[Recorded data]
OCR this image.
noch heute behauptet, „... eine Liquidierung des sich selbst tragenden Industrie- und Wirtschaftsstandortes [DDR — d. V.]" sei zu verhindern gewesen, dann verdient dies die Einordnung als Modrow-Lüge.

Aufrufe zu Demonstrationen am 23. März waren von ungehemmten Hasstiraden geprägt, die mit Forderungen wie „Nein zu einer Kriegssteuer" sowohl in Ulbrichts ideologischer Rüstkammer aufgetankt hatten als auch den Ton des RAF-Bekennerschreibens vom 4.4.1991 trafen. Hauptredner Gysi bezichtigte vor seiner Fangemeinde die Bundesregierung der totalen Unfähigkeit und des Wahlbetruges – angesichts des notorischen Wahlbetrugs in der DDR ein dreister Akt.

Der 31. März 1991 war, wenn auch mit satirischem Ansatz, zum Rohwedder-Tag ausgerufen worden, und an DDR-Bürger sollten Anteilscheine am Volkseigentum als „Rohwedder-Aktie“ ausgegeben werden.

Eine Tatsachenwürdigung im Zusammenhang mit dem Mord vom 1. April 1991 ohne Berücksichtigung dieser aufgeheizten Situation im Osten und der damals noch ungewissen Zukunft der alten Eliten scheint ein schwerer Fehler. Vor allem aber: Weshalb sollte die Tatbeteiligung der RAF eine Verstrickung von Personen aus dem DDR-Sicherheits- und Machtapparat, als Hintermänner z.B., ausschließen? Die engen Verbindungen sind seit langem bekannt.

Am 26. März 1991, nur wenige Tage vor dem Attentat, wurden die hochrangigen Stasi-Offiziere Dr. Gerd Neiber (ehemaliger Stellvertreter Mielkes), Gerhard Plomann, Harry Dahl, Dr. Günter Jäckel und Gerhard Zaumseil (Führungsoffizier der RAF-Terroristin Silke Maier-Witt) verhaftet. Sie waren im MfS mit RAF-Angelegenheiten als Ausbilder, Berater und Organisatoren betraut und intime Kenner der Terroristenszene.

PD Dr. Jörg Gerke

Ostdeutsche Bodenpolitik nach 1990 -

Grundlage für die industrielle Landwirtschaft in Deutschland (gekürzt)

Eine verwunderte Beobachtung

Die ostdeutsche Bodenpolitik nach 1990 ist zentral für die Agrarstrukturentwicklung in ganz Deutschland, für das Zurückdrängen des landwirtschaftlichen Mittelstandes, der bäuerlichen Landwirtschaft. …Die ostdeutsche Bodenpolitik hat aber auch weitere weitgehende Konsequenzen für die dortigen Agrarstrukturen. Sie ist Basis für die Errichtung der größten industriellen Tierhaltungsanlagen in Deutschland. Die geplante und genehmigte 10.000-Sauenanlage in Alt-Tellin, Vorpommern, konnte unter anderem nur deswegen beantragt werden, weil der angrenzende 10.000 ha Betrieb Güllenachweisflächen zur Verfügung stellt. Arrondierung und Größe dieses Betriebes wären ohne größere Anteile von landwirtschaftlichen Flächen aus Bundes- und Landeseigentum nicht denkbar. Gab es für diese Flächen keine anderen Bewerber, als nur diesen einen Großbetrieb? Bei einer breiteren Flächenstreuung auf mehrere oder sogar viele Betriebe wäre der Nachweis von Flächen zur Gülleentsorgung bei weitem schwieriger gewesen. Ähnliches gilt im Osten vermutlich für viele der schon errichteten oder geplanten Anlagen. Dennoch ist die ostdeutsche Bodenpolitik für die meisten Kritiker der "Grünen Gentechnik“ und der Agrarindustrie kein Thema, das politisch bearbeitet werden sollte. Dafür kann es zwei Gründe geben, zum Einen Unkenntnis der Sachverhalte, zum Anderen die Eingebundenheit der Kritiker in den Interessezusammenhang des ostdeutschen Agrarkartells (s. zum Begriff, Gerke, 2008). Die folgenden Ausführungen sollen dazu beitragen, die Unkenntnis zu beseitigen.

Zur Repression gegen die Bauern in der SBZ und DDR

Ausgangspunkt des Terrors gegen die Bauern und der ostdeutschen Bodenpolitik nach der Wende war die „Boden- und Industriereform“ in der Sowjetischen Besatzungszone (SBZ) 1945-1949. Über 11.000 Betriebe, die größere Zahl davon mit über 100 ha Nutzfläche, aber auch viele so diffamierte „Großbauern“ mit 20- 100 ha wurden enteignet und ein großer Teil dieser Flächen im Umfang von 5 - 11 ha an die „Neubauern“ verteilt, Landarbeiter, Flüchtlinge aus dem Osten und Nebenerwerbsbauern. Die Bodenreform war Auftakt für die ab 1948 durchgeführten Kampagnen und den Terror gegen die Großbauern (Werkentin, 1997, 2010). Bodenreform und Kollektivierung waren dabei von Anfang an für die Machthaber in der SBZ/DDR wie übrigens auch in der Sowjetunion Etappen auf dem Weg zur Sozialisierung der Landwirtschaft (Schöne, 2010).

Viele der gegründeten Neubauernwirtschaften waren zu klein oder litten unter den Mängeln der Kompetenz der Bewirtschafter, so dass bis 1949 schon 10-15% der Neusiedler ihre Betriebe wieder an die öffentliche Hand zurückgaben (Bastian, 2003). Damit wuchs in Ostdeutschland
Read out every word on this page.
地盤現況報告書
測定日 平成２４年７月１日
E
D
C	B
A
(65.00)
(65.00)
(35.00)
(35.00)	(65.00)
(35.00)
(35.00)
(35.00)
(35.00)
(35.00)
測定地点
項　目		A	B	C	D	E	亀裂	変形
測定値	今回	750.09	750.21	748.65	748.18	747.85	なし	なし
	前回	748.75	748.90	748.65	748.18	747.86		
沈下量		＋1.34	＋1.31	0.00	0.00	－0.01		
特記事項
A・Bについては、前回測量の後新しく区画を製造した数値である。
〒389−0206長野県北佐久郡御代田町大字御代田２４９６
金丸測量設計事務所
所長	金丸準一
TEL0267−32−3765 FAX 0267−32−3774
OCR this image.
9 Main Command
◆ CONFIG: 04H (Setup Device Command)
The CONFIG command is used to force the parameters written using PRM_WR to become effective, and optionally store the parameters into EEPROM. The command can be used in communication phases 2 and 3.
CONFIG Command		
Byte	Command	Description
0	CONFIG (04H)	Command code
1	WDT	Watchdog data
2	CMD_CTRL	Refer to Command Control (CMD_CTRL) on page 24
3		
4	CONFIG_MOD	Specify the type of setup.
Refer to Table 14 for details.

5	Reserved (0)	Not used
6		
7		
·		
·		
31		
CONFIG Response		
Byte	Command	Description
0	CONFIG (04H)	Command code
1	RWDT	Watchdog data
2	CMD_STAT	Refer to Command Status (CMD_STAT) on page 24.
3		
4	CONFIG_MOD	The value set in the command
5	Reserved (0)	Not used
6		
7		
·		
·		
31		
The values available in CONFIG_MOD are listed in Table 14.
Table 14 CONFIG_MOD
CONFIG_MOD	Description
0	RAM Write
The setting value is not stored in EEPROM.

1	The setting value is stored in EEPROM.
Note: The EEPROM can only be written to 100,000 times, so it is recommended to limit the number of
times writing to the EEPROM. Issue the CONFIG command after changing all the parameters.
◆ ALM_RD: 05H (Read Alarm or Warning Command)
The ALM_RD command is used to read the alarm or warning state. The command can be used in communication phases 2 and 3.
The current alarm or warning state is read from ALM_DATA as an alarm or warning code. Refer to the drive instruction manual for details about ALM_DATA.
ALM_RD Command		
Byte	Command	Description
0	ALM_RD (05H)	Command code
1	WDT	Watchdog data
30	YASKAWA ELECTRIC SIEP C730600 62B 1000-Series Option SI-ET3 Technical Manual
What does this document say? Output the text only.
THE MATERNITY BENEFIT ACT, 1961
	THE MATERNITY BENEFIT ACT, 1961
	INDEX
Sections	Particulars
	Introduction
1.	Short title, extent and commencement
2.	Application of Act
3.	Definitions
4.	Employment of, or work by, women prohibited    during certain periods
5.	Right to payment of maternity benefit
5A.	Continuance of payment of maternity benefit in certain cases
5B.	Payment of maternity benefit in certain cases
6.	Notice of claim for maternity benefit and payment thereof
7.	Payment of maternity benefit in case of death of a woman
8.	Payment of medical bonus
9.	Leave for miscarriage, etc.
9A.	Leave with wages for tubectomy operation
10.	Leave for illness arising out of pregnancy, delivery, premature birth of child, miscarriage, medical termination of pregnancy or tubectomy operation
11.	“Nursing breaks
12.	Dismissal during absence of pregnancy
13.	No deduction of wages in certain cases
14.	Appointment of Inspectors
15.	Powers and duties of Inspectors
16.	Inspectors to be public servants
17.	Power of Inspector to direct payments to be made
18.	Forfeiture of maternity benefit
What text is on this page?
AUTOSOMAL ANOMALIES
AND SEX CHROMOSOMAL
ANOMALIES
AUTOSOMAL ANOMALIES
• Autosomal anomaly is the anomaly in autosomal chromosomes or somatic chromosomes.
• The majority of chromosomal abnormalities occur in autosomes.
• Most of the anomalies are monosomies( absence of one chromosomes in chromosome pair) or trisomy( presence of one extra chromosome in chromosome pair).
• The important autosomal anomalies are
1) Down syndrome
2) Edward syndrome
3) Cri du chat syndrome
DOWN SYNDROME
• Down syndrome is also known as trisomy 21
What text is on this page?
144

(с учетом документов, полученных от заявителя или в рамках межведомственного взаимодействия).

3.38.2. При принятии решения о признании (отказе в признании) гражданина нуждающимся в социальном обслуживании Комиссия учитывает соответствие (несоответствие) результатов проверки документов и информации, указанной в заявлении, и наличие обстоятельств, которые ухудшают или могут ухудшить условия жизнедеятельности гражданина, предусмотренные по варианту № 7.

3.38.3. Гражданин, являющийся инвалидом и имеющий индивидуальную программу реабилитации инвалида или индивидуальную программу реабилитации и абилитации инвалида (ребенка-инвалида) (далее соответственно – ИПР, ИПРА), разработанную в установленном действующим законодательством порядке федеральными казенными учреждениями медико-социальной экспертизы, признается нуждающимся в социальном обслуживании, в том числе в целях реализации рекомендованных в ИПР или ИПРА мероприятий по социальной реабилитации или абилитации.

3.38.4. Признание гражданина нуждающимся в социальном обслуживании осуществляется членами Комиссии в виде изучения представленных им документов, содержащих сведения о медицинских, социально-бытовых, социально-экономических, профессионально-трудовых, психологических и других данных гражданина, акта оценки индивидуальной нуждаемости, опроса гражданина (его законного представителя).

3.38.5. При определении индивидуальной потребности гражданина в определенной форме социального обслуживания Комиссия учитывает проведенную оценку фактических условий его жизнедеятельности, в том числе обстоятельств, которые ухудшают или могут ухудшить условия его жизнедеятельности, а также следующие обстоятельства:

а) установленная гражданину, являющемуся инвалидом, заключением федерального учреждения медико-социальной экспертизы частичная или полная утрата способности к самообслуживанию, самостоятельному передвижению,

## What you need to do
From the entries above, extract each line containing "absence".

## Solution for this problem
12.	Dismissal during absence of pregnancy
• Most of the anomalies are monosomies( absence of one chromosomes in chromosome pair) or trisomy( presence of one extra chromosome in chromosome pair).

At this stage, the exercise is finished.